*EXERCISE DETAILS*: Using the data beneath, show every line that includes the word "name".
**** TASK INPUT ****
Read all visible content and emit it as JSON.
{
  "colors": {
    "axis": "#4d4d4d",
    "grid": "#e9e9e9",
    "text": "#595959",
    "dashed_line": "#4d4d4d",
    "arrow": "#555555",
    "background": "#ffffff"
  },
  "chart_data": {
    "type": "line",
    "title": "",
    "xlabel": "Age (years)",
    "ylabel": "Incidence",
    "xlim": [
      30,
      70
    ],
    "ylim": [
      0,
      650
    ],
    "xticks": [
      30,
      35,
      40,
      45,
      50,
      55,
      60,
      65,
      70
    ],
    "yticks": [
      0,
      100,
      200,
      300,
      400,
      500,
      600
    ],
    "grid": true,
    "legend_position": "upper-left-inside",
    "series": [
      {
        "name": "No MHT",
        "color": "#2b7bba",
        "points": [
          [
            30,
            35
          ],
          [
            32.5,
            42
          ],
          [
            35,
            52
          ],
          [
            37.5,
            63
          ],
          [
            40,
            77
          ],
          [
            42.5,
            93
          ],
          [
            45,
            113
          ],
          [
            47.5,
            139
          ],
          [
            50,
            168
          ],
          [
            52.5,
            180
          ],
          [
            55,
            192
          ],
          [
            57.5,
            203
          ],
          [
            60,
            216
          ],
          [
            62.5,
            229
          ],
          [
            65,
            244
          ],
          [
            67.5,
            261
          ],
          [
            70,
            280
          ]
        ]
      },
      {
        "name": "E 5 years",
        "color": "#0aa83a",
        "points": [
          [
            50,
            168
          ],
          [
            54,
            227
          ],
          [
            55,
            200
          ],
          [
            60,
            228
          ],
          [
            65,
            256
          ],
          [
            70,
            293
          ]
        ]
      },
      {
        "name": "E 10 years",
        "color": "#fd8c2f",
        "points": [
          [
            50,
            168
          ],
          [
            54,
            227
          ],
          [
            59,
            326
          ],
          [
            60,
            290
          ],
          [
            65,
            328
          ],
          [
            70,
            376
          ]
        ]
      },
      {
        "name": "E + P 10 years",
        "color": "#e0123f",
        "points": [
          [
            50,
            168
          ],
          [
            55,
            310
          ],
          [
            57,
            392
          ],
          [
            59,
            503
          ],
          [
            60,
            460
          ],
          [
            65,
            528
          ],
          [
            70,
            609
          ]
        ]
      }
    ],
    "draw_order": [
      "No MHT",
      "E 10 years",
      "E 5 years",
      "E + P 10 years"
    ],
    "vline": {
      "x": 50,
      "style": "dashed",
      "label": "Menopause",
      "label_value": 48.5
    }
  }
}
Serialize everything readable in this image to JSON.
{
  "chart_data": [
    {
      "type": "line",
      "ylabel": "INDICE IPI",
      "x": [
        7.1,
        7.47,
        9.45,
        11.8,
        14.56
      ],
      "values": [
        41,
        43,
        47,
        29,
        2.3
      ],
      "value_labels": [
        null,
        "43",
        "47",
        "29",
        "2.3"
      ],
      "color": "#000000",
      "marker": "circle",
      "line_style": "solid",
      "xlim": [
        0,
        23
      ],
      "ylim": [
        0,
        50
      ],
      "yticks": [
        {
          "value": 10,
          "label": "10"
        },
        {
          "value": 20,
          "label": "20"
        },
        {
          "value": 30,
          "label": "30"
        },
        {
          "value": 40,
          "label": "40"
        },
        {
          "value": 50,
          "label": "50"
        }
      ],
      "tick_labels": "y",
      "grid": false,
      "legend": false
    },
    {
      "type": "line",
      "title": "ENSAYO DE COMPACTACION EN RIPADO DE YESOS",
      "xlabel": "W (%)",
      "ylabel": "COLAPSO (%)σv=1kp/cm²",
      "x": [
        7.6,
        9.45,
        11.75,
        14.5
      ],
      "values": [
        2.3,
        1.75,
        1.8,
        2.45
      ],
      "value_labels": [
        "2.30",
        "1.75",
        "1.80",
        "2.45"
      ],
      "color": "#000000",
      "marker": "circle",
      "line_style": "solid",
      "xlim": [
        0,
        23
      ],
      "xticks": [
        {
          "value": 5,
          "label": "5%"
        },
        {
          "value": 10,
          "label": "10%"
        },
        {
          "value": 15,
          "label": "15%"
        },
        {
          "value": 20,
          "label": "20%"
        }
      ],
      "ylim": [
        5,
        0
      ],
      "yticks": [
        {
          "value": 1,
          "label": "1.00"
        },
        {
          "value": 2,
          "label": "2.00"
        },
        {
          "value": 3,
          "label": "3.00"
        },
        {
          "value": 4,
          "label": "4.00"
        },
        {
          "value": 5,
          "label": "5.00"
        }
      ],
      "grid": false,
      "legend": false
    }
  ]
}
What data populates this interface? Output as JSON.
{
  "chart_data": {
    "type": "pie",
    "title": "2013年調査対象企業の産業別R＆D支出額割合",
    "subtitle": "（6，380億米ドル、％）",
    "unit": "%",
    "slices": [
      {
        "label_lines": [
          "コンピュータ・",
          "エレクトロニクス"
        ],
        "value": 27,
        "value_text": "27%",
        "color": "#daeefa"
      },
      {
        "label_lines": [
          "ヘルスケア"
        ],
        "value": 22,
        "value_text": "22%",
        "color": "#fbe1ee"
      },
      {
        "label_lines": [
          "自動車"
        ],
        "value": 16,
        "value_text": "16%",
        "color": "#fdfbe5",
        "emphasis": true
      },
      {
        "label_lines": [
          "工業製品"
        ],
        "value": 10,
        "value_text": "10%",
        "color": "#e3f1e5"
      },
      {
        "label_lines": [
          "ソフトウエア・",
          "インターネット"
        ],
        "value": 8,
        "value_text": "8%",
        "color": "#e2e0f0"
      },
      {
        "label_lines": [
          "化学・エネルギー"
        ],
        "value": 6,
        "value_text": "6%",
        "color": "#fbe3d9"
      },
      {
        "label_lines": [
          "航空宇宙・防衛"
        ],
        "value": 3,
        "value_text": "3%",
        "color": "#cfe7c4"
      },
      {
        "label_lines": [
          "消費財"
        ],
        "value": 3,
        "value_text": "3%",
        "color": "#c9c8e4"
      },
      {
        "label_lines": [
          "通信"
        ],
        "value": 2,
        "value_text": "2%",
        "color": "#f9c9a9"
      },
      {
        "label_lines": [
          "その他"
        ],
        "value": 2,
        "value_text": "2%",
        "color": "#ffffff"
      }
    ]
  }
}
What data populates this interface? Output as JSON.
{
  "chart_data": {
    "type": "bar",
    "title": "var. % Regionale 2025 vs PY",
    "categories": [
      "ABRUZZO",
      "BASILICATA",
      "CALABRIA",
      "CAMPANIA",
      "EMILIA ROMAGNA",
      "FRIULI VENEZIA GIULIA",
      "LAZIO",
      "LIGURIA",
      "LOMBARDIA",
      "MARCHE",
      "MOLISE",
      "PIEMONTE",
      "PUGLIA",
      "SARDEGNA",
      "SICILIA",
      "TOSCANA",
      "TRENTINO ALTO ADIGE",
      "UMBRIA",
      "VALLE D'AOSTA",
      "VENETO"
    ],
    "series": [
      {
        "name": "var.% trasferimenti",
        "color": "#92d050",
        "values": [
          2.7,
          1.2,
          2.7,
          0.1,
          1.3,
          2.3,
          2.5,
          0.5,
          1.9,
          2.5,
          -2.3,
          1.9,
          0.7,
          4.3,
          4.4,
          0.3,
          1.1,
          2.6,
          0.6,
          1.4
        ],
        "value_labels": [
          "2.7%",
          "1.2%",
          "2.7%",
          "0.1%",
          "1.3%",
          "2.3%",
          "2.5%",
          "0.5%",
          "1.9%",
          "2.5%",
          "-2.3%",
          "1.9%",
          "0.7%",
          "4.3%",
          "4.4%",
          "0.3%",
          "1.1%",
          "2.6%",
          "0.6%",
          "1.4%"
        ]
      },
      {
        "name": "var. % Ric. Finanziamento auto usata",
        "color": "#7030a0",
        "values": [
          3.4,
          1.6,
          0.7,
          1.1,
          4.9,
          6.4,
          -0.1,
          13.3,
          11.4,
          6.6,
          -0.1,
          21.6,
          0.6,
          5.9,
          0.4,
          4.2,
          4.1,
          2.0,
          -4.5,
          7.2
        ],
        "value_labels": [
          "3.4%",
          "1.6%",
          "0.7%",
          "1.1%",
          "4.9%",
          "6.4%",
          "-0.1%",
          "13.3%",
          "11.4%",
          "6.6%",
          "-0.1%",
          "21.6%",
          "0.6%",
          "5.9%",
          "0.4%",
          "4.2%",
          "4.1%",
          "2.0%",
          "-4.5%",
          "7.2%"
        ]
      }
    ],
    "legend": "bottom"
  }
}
****
*TASK SOLUTION*:
        "name": "No MHT",
        "name": "E 5 years",
        "name": "E 10 years",
        "name": "E + P 10 years",
        "name": "var.% trasferimenti",
        "name": "var. % Ric. Finanziamento auto usata",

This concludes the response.